From the entries below, work out the number of lines that hold the word "XᵃXᵃ", and give that number alone.

Supplied records:
◆ ◆ ◆

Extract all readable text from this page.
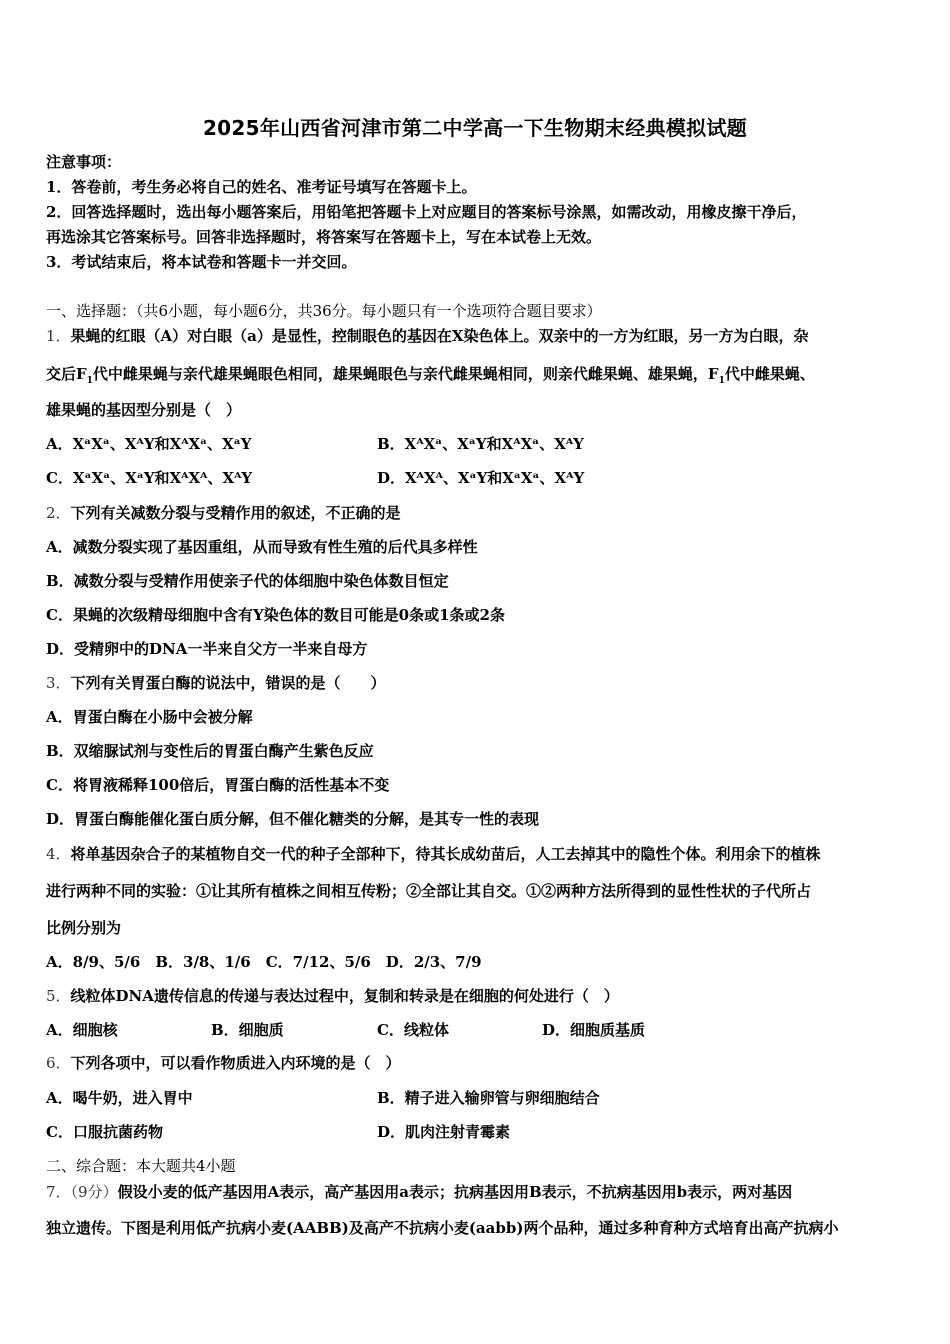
2025年山西省河津市第二中学高一下生物期末经典模拟试题
注意事项：
1．答卷前，考生务必将自己的姓名、准考证号填写在答题卡上。
2．回答选择题时，选出每小题答案后，用铅笔把答题卡上对应题目的答案标号涂黑，如需改动，用橡皮擦干净后，
再选涂其它答案标号。回答非选择题时，将答案写在答题卡上，写在本试卷上无效。
3．考试结束后，将本试卷和答题卡一并交回。
一、选择题：（共6小题，每小题6分，共36分。每小题只有一个选项符合题目要求）
1．果蝇的红眼（A）对白眼（a）是显性，控制眼色的基因在X染色体上。双亲中的一方为红眼，另一方为白眼，杂
交后$F_1$代中雌果蝇与亲代雄果蝇眼色相同，雄果蝇眼色与亲代雌果蝇相同，则亲代雌果蝇、雄果蝇，$F_1$代中雌果蝇、
雄果蝇的基因型分别是（　）
A．XᵃXᵃ、XᴬY和XᴬXᵃ、XᵃY	B．XᴬXᵃ、XᵃY和XᴬXᵃ、XᴬY
C．XᵃXᵃ、XᵃY和XᴬXᴬ、XᴬY	D．XᴬXᴬ、XᵃY和XᵃXᵃ、XᴬY
2．下列有关减数分裂与受精作用的叙述，不正确的是
A．减数分裂实现了基因重组，从而导致有性生殖的后代具多样性
B．减数分裂与受精作用使亲子代的体细胞中染色体数目恒定
C．果蝇的次级精母细胞中含有Y染色体的数目可能是0条或1条或2条
D．受精卵中的DNA一半来自父方一半来自母方
3．下列有关胃蛋白酶的说法中，错误的是（　　）
A．胃蛋白酶在小肠中会被分解
B．双缩脲试剂与变性后的胃蛋白酶产生紫色反应
C．将胃液稀释100倍后，胃蛋白酶的活性基本不变
D．胃蛋白酶能催化蛋白质分解，但不催化糖类的分解，是其专一性的表现
4．将单基因杂合子的某植物自交一代的种子全部种下，待其长成幼苗后，人工去掉其中的隐性个体。利用余下的植株
进行两种不同的实验：①让其所有植株之间相互传粉；②全部让其自交。①②两种方法所得到的显性性状的子代所占
比例分别为
A．8/9、5/6　B．3/8、1/6　C．7/12、5/6　D．2/3、7/9
5．线粒体DNA遗传信息的传递与表达过程中，复制和转录是在细胞的何处进行（　）
A．细胞核	B．细胞质	C．线粒体	D．细胞质基质
6．下列各项中，可以看作物质进入内环境的是（　）
A．喝牛奶，进入胃中	B．精子进入输卵管与卵细胞结合
C．口服抗菌药物	D．肌肉注射青霉素
二、综合题：本大题共4小题
7．（9分）假设小麦的低产基因用A表示，高产基因用a表示；抗病基因用B表示，不抗病基因用b表示，两对基因
独立遗传。下图是利用低产抗病小麦(AABB)及高产不抗病小麦(aabb)两个品种，通过多种育种方式培育出高产抗病小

◆ ◆ ◆

Complete output: 2